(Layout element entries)

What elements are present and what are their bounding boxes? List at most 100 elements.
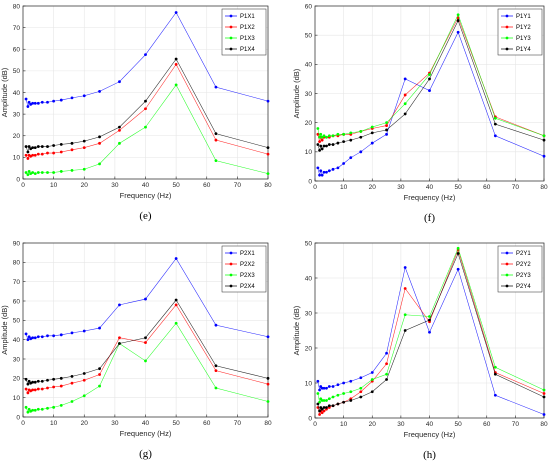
data-point bbox=[322, 406, 326, 409]
legend-swatch-marker bbox=[505, 14, 509, 18]
data-point bbox=[98, 141, 101, 145]
x-tick-label: 0 bbox=[313, 184, 317, 191]
data-point bbox=[36, 101, 40, 105]
y-tick-label: 20 bbox=[305, 345, 313, 352]
data-point bbox=[266, 382, 270, 386]
data-point bbox=[359, 376, 363, 380]
y-tick-label: 0 bbox=[16, 414, 20, 421]
data-point bbox=[327, 143, 331, 146]
data-point bbox=[319, 169, 323, 173]
data-point bbox=[456, 267, 460, 271]
series-P2X3 bbox=[24, 321, 270, 414]
data-point bbox=[46, 145, 49, 148]
legend-swatch-marker bbox=[505, 251, 509, 255]
data-point bbox=[214, 364, 218, 368]
data-point bbox=[349, 156, 353, 160]
data-point bbox=[52, 144, 56, 147]
y-tick-label: 20 bbox=[13, 376, 21, 383]
data-point bbox=[359, 390, 363, 394]
data-point bbox=[59, 384, 63, 388]
data-point bbox=[70, 96, 74, 100]
data-point bbox=[385, 372, 388, 376]
data-point bbox=[319, 144, 323, 148]
y-tick-label: 60 bbox=[305, 3, 313, 10]
data-point bbox=[24, 332, 28, 336]
series-P1X4 bbox=[24, 57, 270, 154]
data-point bbox=[31, 388, 35, 392]
x-tick-label: 20 bbox=[81, 182, 89, 189]
data-point bbox=[331, 404, 335, 408]
y-tick-label: 30 bbox=[305, 91, 313, 98]
data-point bbox=[40, 387, 44, 391]
data-point bbox=[70, 375, 74, 378]
data-point bbox=[31, 171, 35, 174]
data-point bbox=[214, 85, 218, 89]
data-point bbox=[318, 388, 321, 392]
data-point bbox=[320, 147, 324, 151]
x-tick-label: 70 bbox=[234, 182, 242, 189]
data-point bbox=[542, 413, 546, 416]
data-point bbox=[336, 402, 340, 406]
x-tick-label: 10 bbox=[50, 420, 58, 427]
data-point bbox=[144, 297, 147, 301]
legend-swatch-marker bbox=[229, 262, 233, 266]
data-point bbox=[385, 351, 388, 355]
x-tick-label: 60 bbox=[203, 182, 211, 189]
x-axis-label: Frequency (Hz) bbox=[120, 191, 172, 200]
data-point bbox=[31, 101, 35, 105]
data-point bbox=[331, 385, 335, 388]
legend-swatch-marker bbox=[505, 262, 509, 266]
data-point bbox=[322, 170, 326, 174]
series-P1Y3 bbox=[316, 13, 546, 139]
legend: P1X1 P1X2 P1X3 P1X4 bbox=[221, 8, 267, 56]
data-point bbox=[33, 172, 37, 175]
data-point bbox=[31, 408, 35, 412]
y-tick-label: 10 bbox=[305, 380, 313, 387]
data-point bbox=[456, 19, 460, 22]
x-tick-label: 30 bbox=[111, 420, 119, 427]
data-point bbox=[325, 399, 328, 402]
data-point bbox=[214, 159, 218, 163]
legend-label: P2Y1 bbox=[516, 251, 531, 257]
legend-label: P1Y2 bbox=[516, 25, 531, 31]
data-point bbox=[174, 62, 178, 66]
x-tick-label: 30 bbox=[397, 184, 405, 191]
x-tick-label: 70 bbox=[512, 184, 520, 191]
x-tick-label: 50 bbox=[455, 184, 463, 191]
data-point bbox=[359, 395, 363, 399]
data-point bbox=[385, 132, 388, 136]
data-point bbox=[70, 148, 74, 152]
data-point bbox=[174, 303, 178, 307]
data-point bbox=[325, 386, 328, 390]
data-point bbox=[24, 387, 28, 391]
data-point bbox=[325, 406, 328, 409]
data-point bbox=[320, 407, 324, 411]
y-tick-label: 70 bbox=[13, 279, 21, 286]
data-point bbox=[98, 326, 101, 330]
data-point bbox=[52, 405, 56, 409]
x-tick-label: 40 bbox=[426, 421, 434, 428]
chart-2: 0 10 20 30 40 50 60 70 80 0 10 20 30 40 50 60 Frequency … bbox=[292, 3, 548, 224]
x-tick-label: 30 bbox=[111, 182, 119, 189]
panel-label: (e) bbox=[139, 210, 152, 222]
data-point bbox=[342, 392, 346, 395]
data-point bbox=[27, 100, 31, 104]
data-point bbox=[542, 154, 546, 158]
x-tick-label: 40 bbox=[426, 184, 434, 191]
data-point bbox=[370, 125, 374, 129]
data-point bbox=[214, 386, 218, 390]
panel-label: (h) bbox=[423, 449, 436, 461]
data-point bbox=[318, 400, 321, 404]
y-axis-label: Amplitude (dB) bbox=[0, 67, 9, 117]
y-tick-label: 60 bbox=[13, 298, 21, 305]
x-tick-label: 50 bbox=[173, 182, 181, 189]
data-point bbox=[403, 287, 407, 290]
data-point bbox=[98, 90, 101, 93]
data-point bbox=[174, 57, 178, 61]
x-tick-label: 20 bbox=[81, 420, 89, 427]
data-point bbox=[36, 407, 40, 411]
data-point bbox=[27, 145, 31, 148]
data-point bbox=[98, 162, 101, 166]
x-tick-label: 10 bbox=[340, 184, 348, 191]
data-point bbox=[370, 390, 374, 394]
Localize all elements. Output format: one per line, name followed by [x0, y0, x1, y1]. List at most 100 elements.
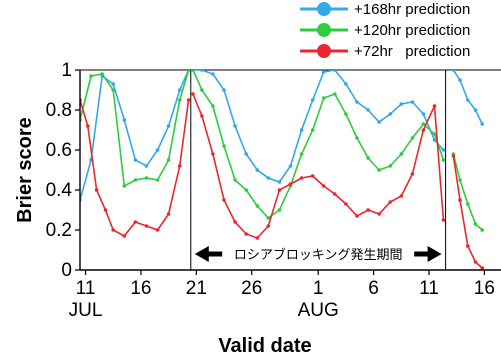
data-point: [410, 100, 415, 104]
series-2: [80, 92, 485, 270]
data-point: [421, 128, 426, 132]
data-point: [89, 74, 93, 78]
data-point: [222, 144, 226, 148]
data-point: [321, 96, 326, 100]
data-point: [366, 208, 370, 212]
annotation-arrow-right: [427, 246, 442, 262]
data-point: [458, 78, 462, 82]
annotation-arrow-left: [194, 246, 209, 262]
data-point: [299, 152, 304, 156]
data-point: [94, 188, 99, 192]
data-point: [451, 154, 456, 158]
data-point: [466, 202, 470, 206]
series-line: [452, 153, 483, 231]
data-point: [133, 178, 138, 182]
data-point: [233, 124, 237, 128]
series-line: [192, 93, 445, 239]
data-point: [321, 70, 326, 74]
data-point: [321, 184, 326, 188]
annotation-label: ロシアブロッキング発生期間: [234, 247, 403, 263]
series-line: [80, 99, 190, 238]
data-point: [144, 164, 149, 168]
data-point: [266, 176, 271, 180]
data-point: [458, 178, 462, 182]
data-point: [166, 124, 171, 128]
data-point: [103, 208, 108, 212]
x-axis-title: Valid date: [218, 335, 311, 357]
data-point: [480, 266, 485, 270]
data-point: [177, 98, 182, 102]
y-tick-label: 0.6: [46, 140, 72, 161]
data-point: [111, 82, 115, 86]
data-point: [441, 218, 446, 222]
data-point: [432, 104, 437, 108]
series-line: [80, 70, 190, 188]
data-point: [222, 88, 226, 92]
data-point: [399, 194, 404, 198]
data-point: [441, 158, 446, 162]
y-axis-title: Brier score: [14, 117, 36, 223]
data-point: [480, 228, 485, 232]
legend-label: +120hr prediction: [354, 22, 470, 39]
x-tick-label: 26: [241, 278, 262, 299]
x-tick-label: 11: [76, 278, 96, 299]
data-point: [211, 152, 215, 156]
data-point: [451, 70, 456, 72]
y-tick-label: 0.4: [46, 180, 73, 201]
data-point: [441, 148, 446, 152]
plot-frame: [80, 69, 501, 270]
data-point: [388, 200, 393, 204]
data-point: [432, 132, 437, 136]
data-point: [133, 158, 138, 162]
legend: +168hr prediction +120hr prediction +72hr …: [298, 0, 501, 64]
data-point: [366, 156, 370, 160]
data-point: [233, 220, 237, 224]
data-point: [288, 164, 293, 168]
data-point: [355, 214, 359, 218]
data-point: [186, 98, 191, 102]
data-point: [310, 128, 315, 132]
data-point: [166, 212, 171, 216]
data-point: [266, 224, 271, 228]
data-point: [122, 184, 127, 188]
data-point: [288, 182, 293, 186]
data-point: [333, 92, 337, 96]
data-point: [191, 70, 195, 72]
data-point: [480, 122, 485, 126]
month-label: AUG: [298, 300, 339, 321]
data-point: [355, 136, 359, 140]
data-point: [277, 180, 282, 184]
data-point: [466, 244, 470, 248]
data-point: [277, 188, 282, 192]
data-point: [86, 124, 90, 128]
series-line: [193, 70, 444, 183]
y-tick-label: 0.8: [46, 100, 72, 121]
data-point: [211, 104, 215, 108]
blocking-annotation: ロシアブロッキング発生期間: [194, 244, 442, 264]
data-point: [144, 224, 149, 228]
series-1: [80, 70, 485, 232]
legend-background: [298, 0, 501, 64]
data-point: [111, 88, 115, 92]
legend-label: +72hr prediction: [354, 43, 470, 60]
data-point: [255, 236, 260, 240]
legend-swatch-marker: [317, 2, 331, 16]
data-point: [466, 98, 470, 102]
series-line: [192, 70, 445, 220]
data-point: [155, 228, 160, 232]
data-point: [399, 102, 404, 106]
legend-swatch-marker: [317, 44, 331, 58]
data-point: [377, 168, 381, 172]
data-point: [421, 122, 426, 126]
data-point: [310, 174, 315, 178]
data-point: [222, 198, 226, 202]
data-point: [244, 232, 248, 236]
x-tick-label: 16: [130, 278, 151, 299]
data-point: [244, 152, 248, 156]
data-point: [366, 108, 370, 112]
data-point: [355, 100, 359, 104]
data-point: [377, 212, 381, 216]
data-point: [299, 128, 304, 132]
data-point: [388, 112, 393, 116]
data-point: [122, 234, 127, 238]
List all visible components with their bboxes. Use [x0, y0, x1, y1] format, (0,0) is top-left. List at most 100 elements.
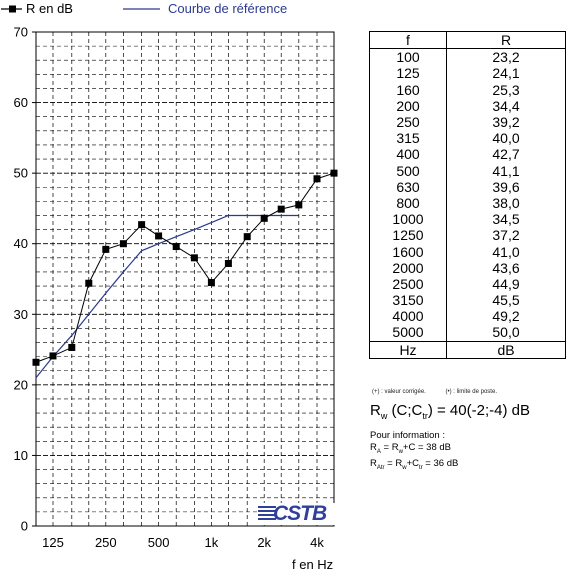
legend: R en dB Courbe de référence	[1, 1, 287, 16]
data-point-marker	[224, 259, 232, 267]
legend-measured-marker	[9, 5, 16, 13]
table-cell-f: 5000	[369, 324, 447, 342]
info-ra-symbol: R	[370, 442, 377, 453]
legend-measured-label: R en dB	[26, 1, 73, 16]
table-row: 3150 45,5	[369, 292, 566, 309]
x-axis-title: f en Hz	[292, 557, 333, 570]
table-cell-f: 1250	[369, 227, 447, 244]
table-footer-r: dB	[446, 340, 566, 359]
rw-value: ) = 40(-2;-4) dB	[427, 402, 530, 419]
info-ratr-ctr-sub: tr	[419, 464, 423, 471]
table-row: 4000 49,2	[369, 308, 566, 325]
table-cell-f: 315	[369, 130, 447, 147]
table-cell-f: 2000	[369, 259, 447, 276]
x-tick-label: 250	[95, 535, 117, 550]
table-cell-r: 41,1	[446, 162, 566, 179]
info-ra-rw-sub: w	[398, 448, 403, 455]
table-cell-f: 800	[369, 194, 447, 212]
table-cell-r: 38,0	[446, 194, 566, 212]
info-ratr-rw-sub: w	[402, 464, 407, 471]
data-point-marker	[277, 205, 285, 213]
table-cell-r: 34,4	[446, 97, 566, 114]
data-point-marker	[207, 279, 215, 287]
series-reference-line	[35, 214, 299, 379]
rw-prefix: R	[370, 402, 381, 419]
table-row: 2000 43,6	[369, 259, 566, 276]
table-cell-r: 50,0	[446, 324, 566, 342]
values-table: f R 100 23,2 125 24,1 160 25,3 200 34,4 250 39,2 3…	[369, 30, 566, 359]
table-cell-r: 40,0	[446, 130, 566, 147]
table-cell-r: 23,2	[446, 48, 566, 66]
y-tick-label: 20	[14, 377, 28, 392]
info-title: Pour information :	[370, 430, 445, 441]
table-cell-f: 3150	[369, 292, 447, 309]
table-row: 160 25,3	[369, 81, 566, 98]
table-row: 315 40,0	[369, 130, 566, 147]
plot-frame	[35, 31, 335, 527]
table-cell-f: 400	[369, 146, 447, 163]
table-header-row: f R	[369, 30, 566, 50]
cstb-logo-text: CSTB	[273, 502, 327, 525]
table-cell-r: 25,3	[446, 81, 566, 98]
table-cell-r: 43,6	[446, 259, 566, 276]
data-point-marker	[102, 245, 110, 253]
data-point-marker	[295, 201, 303, 209]
data-point-marker	[243, 233, 251, 241]
info-ratr-c: +C	[406, 457, 419, 469]
table-cell-f: 500	[369, 162, 447, 179]
table-row: 5000 50,0	[369, 324, 566, 342]
table-row: 400 42,7	[369, 146, 566, 163]
info-line-ratr: RAtr = Rw+Ctr = 36 dB	[370, 458, 458, 474]
y-tick-label: 40	[14, 236, 28, 251]
rw-prefix-sub: w	[380, 411, 388, 421]
note-corrected: (+) : valeur corrigée.	[372, 389, 426, 395]
table-cell-r: 44,9	[446, 275, 566, 292]
table-footer-row: Hz dB	[369, 340, 566, 359]
table-cell-f: 1600	[369, 243, 447, 260]
data-point-marker	[119, 240, 127, 248]
table-row: 500 41,1	[369, 162, 566, 179]
data-point-marker	[138, 221, 146, 229]
note-limit: (•) : limite de poste.	[445, 389, 497, 395]
legend-reference-label: Courbe de référence	[168, 1, 287, 16]
table-cell-f: 160	[369, 81, 447, 98]
rw-mid1-sub: tr	[422, 411, 428, 421]
data-point-marker	[155, 232, 163, 240]
table-cell-f: 2500	[369, 275, 447, 292]
x-tick-label: 125	[42, 535, 64, 550]
table-cell-r: 49,2	[446, 308, 566, 325]
x-tick-label: 4k	[310, 535, 324, 550]
info-ratr-sub: Atr	[376, 464, 385, 471]
info-ra-eq: = R	[380, 442, 399, 453]
table-cell-r: 42,7	[446, 146, 566, 163]
data-point-marker	[330, 169, 338, 177]
table-cell-f: 1000	[369, 211, 447, 228]
cstb-logo-bars	[258, 506, 276, 522]
table-footer-f: Hz	[369, 340, 447, 359]
data-point-marker	[85, 279, 93, 287]
y-tick-label: 0	[21, 519, 28, 534]
table-row: 2500 44,9	[369, 275, 566, 292]
y-tick-label: 60	[14, 95, 28, 110]
table-header-f: f	[369, 30, 447, 50]
data-point-marker	[68, 343, 76, 351]
table-row: 1250 37,2	[369, 227, 566, 244]
data-point-marker	[190, 254, 198, 262]
x-axis-ticks: 125 250 500 1k 2k 4k	[42, 535, 324, 550]
table-row: 800 38,0	[369, 194, 566, 212]
y-axis-ticks: 0 10 20 30 40 50 60 70	[14, 25, 36, 534]
info-ratr-value: = 36 dB	[422, 457, 459, 469]
data-point-marker	[49, 352, 57, 360]
cstb-logo: CSTB	[258, 503, 336, 525]
data-point-marker	[172, 243, 180, 251]
x-tick-label: 2k	[257, 535, 271, 550]
series-layer	[32, 169, 338, 379]
x-tick-label: 1k	[205, 535, 219, 550]
table-body: 100 23,2 125 24,1 160 25,3 200 34,4 250 39,2 315 40…	[369, 48, 566, 342]
table-cell-f: 200	[369, 97, 447, 114]
y-tick-label: 30	[14, 307, 28, 322]
table-row: 1000 34,5	[369, 211, 566, 228]
table-header-r: R	[446, 30, 566, 50]
info-line-ra: RA = Rw+C = 38 dB	[370, 442, 458, 458]
info-block: Pour information : RA = Rw+C = 38 dB RAt…	[370, 430, 458, 474]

* _WRITTEN REQUEST_:
Express the material from the line with "data-point bbox=[322, 406, 326, 409]" through the line with "x-tick-label: 20 bbox=[81, 182, 89, 189]" as a JSON list of strings, one string per line and no blank lines.

* _RIGHT ANSWER_:
[
  "data-point bbox=[322, 406, 326, 409]",
  "legend-swatch-marker bbox=[505, 14, 509, 18]",
  "data-point bbox=[98, 141, 101, 145]",
  "x-tick-label: 0 bbox=[313, 184, 317, 191]",
  "data-point bbox=[36, 101, 40, 105]",
  "y-tick-label: 20 bbox=[305, 345, 313, 352]",
  "data-point bbox=[266, 382, 270, 386]",
  "data-point bbox=[359, 376, 363, 380]",
  "y-tick-label: 0 bbox=[16, 414, 20, 421]",
  "data-point bbox=[327, 143, 331, 146]",
  "data-point bbox=[319, 169, 323, 173]",
  "data-point bbox=[456, 267, 460, 271]",
  "series-P2X3 bbox=[24, 321, 270, 414]",
  "data-point bbox=[46, 145, 49, 148]",
  "legend-swatch-marker bbox=[505, 251, 509, 255]",
  "data-point bbox=[214, 364, 218, 368]",
  "data-point bbox=[349, 156, 353, 160]",
  "data-point bbox=[52, 144, 56, 147]",
  "y-tick-label: 20 bbox=[13, 376, 21, 383]",
  "data-point bbox=[359, 390, 363, 394]",
  "data-point bbox=[59, 384, 63, 388]",
  "data-point bbox=[70, 96, 74, 100]",
  "data-point bbox=[385, 372, 388, 376]",
  "data-point bbox=[319, 144, 323, 148]",
  "y-tick-label: 60 bbox=[305, 3, 313, 10]",
  "data-point bbox=[24, 332, 28, 336]",
  "series-P1X4 bbox=[24, 57, 270, 154]",
  "data-point bbox=[31, 388, 35, 392]",
  "x-tick-label: 20 bbox=[81, 182, 89, 189]"
]